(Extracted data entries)
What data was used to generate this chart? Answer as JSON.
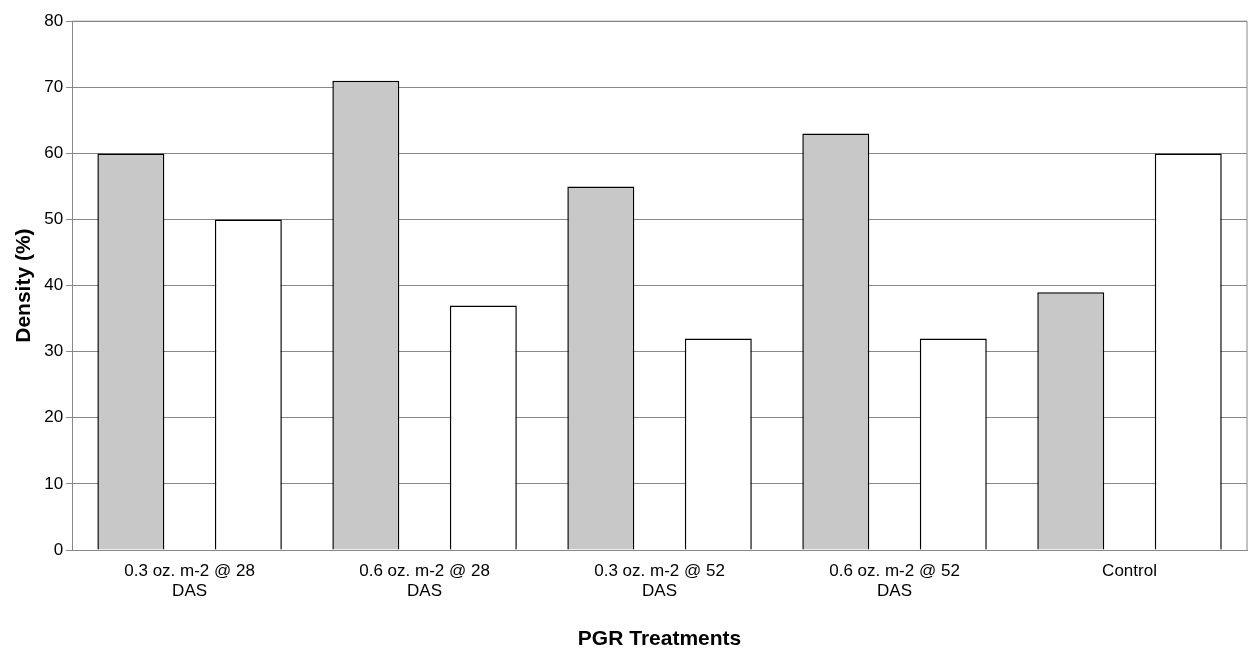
{
  "chart_data": {
    "type": "bar",
    "xlabel": "PGR Treatments",
    "ylabel": "Density (%)",
    "categories": [
      "0.3 oz. m-2 @ 28 DAS",
      "0.6 oz. m-2 @ 28 DAS",
      "0.3 oz. m-2 @ 52 DAS",
      "0.6 oz. m-2 @ 52 DAS",
      "Control"
    ],
    "series": [
      {
        "color": "#c8c8c8",
        "values": [
          60,
          71,
          55,
          63,
          39
        ]
      },
      {
        "color": "#ffffff",
        "values": [
          50,
          37,
          32,
          32,
          60
        ]
      }
    ],
    "ylim": [
      0,
      80
    ],
    "yticks": [
      0,
      10,
      20,
      30,
      40,
      50,
      60,
      70,
      80
    ],
    "grid": "y",
    "legend": false
  }
}
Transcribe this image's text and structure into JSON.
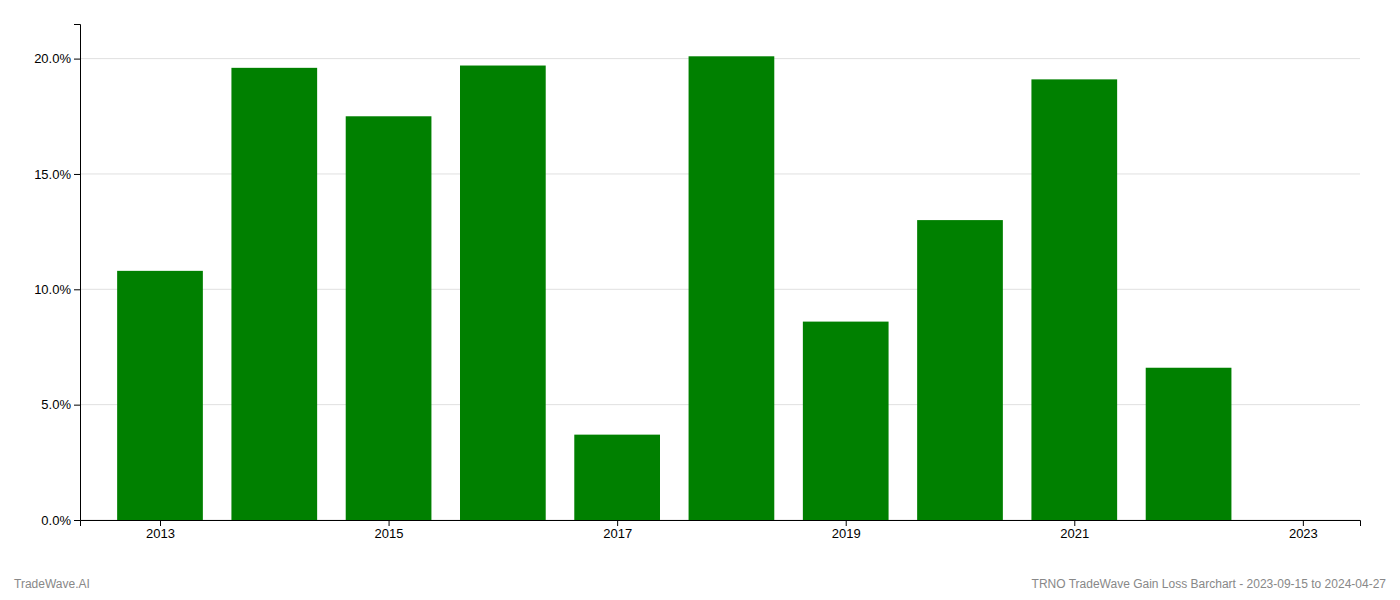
{
  "chart_data": {
    "type": "bar",
    "x": [
      2013,
      2014,
      2015,
      2016,
      2017,
      2018,
      2019,
      2020,
      2021,
      2022
    ],
    "values": [
      0.108,
      0.196,
      0.175,
      0.197,
      0.037,
      0.201,
      0.086,
      0.13,
      0.191,
      0.066
    ],
    "color": "#008000",
    "xlim": [
      2012.3,
      2023.5
    ],
    "xticks": [
      2013,
      2015,
      2017,
      2019,
      2021,
      2023
    ],
    "ylim": [
      0,
      0.215
    ],
    "yticks": [
      {
        "value": 0.0,
        "label": "0.0%"
      },
      {
        "value": 0.05,
        "label": "5.0%"
      },
      {
        "value": 0.1,
        "label": "10.0%"
      },
      {
        "value": 0.15,
        "label": "15.0%"
      },
      {
        "value": 0.2,
        "label": "20.0%"
      }
    ],
    "grid": true,
    "annotations": [
      "TradeWave.AI",
      "TRNO TradeWave Gain Loss Barchart - 2023-09-15 to 2024-04-27"
    ]
  }
}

- What you will do:
Repeat the records word for word. Any picture in them should be left out.

- Written solution:
What data was used to generate this chart? Answer as JSON.
{
  "chart_data": {
    "type": "bar",
    "xlabel": "PGR Treatments",
    "ylabel": "Density (%)",
    "categories": [
      "0.3 oz. m-2 @ 28 DAS",
      "0.6 oz. m-2 @ 28 DAS",
      "0.3 oz. m-2 @ 52 DAS",
      "0.6 oz. m-2 @ 52 DAS",
      "Control"
    ],
    "series": [
      {
        "color": "#c8c8c8",
        "values": [
          60,
          71,
          55,
          63,
          39
        ]
      },
      {
        "color": "#ffffff",
        "values": [
          50,
          37,
          32,
          32,
          60
        ]
      }
    ],
    "ylim": [
      0,
      80
    ],
    "yticks": [
      0,
      10,
      20,
      30,
      40,
      50,
      60,
      70,
      80
    ],
    "grid": "y",
    "legend": false
  }
}
Transcribe this image's text and structure into JSON.
{
  "chart_data": {
    "type": "bar",
    "x": [
      2013,
      2014,
      2015,
      2016,
      2017,
      2018,
      2019,
      2020,
      2021,
      2022
    ],
    "values": [
      0.108,
      0.196,
      0.175,
      0.197,
      0.037,
      0.201,
      0.086,
      0.13,
      0.191,
      0.066
    ],
    "color": "#008000",
    "xlim": [
      2012.3,
      2023.5
    ],
    "xticks": [
      2013,
      2015,
      2017,
      2019,
      2021,
      2023
    ],
    "ylim": [
      0,
      0.215
    ],
    "yticks": [
      {
        "value": 0.0,
        "label": "0.0%"
      },
      {
        "value": 0.05,
        "label": "5.0%"
      },
      {
        "value": 0.1,
        "label": "10.0%"
      },
      {
        "value": 0.15,
        "label": "15.0%"
      },
      {
        "value": 0.2,
        "label": "20.0%"
      }
    ],
    "grid": true,
    "annotations": [
      "TradeWave.AI",
      "TRNO TradeWave Gain Loss Barchart - 2023-09-15 to 2024-04-27"
    ]
  }
}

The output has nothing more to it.